■ AIM ■
Your task is to repeat the listing exactly.

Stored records
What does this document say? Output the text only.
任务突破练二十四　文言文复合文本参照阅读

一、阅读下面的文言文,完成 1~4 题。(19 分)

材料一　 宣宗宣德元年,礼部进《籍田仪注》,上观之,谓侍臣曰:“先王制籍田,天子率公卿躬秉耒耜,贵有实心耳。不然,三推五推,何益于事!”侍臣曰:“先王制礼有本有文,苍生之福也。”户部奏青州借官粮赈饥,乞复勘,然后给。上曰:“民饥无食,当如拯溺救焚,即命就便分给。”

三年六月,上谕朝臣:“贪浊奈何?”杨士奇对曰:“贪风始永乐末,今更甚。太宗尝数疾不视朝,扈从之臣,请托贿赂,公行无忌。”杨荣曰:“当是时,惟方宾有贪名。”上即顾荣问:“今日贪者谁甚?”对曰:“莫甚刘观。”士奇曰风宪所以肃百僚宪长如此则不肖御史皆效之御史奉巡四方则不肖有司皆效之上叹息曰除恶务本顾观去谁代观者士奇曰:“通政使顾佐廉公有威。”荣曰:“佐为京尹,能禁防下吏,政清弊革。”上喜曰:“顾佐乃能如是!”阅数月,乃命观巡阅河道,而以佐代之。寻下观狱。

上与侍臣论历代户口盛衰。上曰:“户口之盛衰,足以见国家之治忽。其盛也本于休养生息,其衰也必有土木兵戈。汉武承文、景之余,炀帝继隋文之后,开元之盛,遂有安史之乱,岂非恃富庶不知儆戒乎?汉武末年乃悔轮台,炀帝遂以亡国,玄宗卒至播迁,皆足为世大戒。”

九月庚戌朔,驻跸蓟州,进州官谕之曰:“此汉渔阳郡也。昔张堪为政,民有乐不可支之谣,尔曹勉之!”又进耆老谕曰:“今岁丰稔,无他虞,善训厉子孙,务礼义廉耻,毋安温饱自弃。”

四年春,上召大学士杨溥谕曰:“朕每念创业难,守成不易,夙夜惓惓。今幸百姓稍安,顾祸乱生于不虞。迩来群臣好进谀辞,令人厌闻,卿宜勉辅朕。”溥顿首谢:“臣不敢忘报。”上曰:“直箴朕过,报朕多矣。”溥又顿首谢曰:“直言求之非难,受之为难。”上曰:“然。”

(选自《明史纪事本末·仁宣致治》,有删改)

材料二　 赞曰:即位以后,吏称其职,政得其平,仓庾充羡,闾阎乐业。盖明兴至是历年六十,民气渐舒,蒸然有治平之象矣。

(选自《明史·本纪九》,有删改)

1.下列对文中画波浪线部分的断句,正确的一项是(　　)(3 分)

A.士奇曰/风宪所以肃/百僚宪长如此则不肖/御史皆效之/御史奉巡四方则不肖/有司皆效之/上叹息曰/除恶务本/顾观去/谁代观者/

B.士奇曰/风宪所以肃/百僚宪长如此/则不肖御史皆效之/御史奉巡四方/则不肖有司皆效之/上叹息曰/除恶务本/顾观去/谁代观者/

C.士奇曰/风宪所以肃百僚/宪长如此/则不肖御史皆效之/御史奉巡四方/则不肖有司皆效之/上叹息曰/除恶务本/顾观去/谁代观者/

■ OUTPUT OF THE EXERCISE ■
What does this document say? Output the text only.
任务突破练二十四　文言文复合文本参照阅读

一、阅读下面的文言文,完成 1~4 题。(19 分)

材料一　 宣宗宣德元年,礼部进《籍田仪注》,上观之,谓侍臣曰:“先王制籍田,天子率公卿躬秉耒耜,贵有实心耳。不然,三推五推,何益于事!”侍臣曰:“先王制礼有本有文,苍生之福也。”户部奏青州借官粮赈饥,乞复勘,然后给。上曰:“民饥无食,当如拯溺救焚,即命就便分给。”

三年六月,上谕朝臣:“贪浊奈何?”杨士奇对曰:“贪风始永乐末,今更甚。太宗尝数疾不视朝,扈从之臣,请托贿赂,公行无忌。”杨荣曰:“当是时,惟方宾有贪名。”上即顾荣问:“今日贪者谁甚?”对曰:“莫甚刘观。”士奇曰风宪所以肃百僚宪长如此则不肖御史皆效之御史奉巡四方则不肖有司皆效之上叹息曰除恶务本顾观去谁代观者士奇曰:“通政使顾佐廉公有威。”荣曰:“佐为京尹,能禁防下吏,政清弊革。”上喜曰:“顾佐乃能如是!”阅数月,乃命观巡阅河道,而以佐代之。寻下观狱。

上与侍臣论历代户口盛衰。上曰:“户口之盛衰,足以见国家之治忽。其盛也本于休养生息,其衰也必有土木兵戈。汉武承文、景之余,炀帝继隋文之后,开元之盛,遂有安史之乱,岂非恃富庶不知儆戒乎?汉武末年乃悔轮台,炀帝遂以亡国,玄宗卒至播迁,皆足为世大戒。”

九月庚戌朔,驻跸蓟州,进州官谕之曰:“此汉渔阳郡也。昔张堪为政,民有乐不可支之谣,尔曹勉之!”又进耆老谕曰:“今岁丰稔,无他虞,善训厉子孙,务礼义廉耻,毋安温饱自弃。”

四年春,上召大学士杨溥谕曰:“朕每念创业难,守成不易,夙夜惓惓。今幸百姓稍安,顾祸乱生于不虞。迩来群臣好进谀辞,令人厌闻,卿宜勉辅朕。”溥顿首谢:“臣不敢忘报。”上曰:“直箴朕过,报朕多矣。”溥又顿首谢曰:“直言求之非难,受之为难。”上曰:“然。”

(选自《明史纪事本末·仁宣致治》,有删改)

材料二　 赞曰:即位以后,吏称其职,政得其平,仓庾充羡,闾阎乐业。盖明兴至是历年六十,民气渐舒,蒸然有治平之象矣。

(选自《明史·本纪九》,有删改)

1.下列对文中画波浪线部分的断句,正确的一项是(　　)(3 分)

A.士奇曰/风宪所以肃/百僚宪长如此则不肖/御史皆效之/御史奉巡四方则不肖/有司皆效之/上叹息曰/除恶务本/顾观去/谁代观者/

B.士奇曰/风宪所以肃/百僚宪长如此/则不肖御史皆效之/御史奉巡四方/则不肖有司皆效之/上叹息曰/除恶务本/顾观去/谁代观者/

C.士奇曰/风宪所以肃百僚/宪长如此/则不肖御史皆效之/御史奉巡四方/则不肖有司皆效之/上叹息曰/除恶务本/顾观去/谁代观者/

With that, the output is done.